*WHAT IS EXPECTED*.
Using the listing below, copy every line that mentions "color".

*ENTRIES SUPPLIED*.
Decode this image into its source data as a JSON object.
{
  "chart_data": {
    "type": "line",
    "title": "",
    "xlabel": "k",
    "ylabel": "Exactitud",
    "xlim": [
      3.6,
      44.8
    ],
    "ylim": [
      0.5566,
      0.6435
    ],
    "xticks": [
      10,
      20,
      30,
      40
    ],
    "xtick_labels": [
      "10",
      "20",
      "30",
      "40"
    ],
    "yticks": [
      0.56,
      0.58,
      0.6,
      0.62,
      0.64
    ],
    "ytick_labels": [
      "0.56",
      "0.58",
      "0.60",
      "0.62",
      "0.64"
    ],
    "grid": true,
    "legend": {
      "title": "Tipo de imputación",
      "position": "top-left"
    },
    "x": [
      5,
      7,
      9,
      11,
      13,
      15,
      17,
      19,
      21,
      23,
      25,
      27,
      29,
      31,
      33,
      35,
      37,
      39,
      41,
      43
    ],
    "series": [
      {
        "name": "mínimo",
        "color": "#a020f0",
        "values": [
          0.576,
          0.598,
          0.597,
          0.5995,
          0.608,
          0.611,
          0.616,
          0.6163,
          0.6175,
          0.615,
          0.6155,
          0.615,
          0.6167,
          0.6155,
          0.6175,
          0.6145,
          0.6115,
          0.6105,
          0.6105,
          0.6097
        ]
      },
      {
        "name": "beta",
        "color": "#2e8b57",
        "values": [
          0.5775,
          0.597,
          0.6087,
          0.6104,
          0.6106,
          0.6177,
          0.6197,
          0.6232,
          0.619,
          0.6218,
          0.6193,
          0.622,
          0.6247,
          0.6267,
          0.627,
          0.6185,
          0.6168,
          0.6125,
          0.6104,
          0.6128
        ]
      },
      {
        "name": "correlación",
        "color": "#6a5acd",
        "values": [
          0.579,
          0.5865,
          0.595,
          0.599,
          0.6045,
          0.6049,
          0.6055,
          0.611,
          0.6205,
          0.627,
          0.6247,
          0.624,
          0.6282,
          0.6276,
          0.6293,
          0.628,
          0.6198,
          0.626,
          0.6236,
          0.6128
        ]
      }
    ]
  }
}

*FINAL ANSWER*.
        "color": "#a020f0",
        "color": "#2e8b57",
        "color": "#6a5acd",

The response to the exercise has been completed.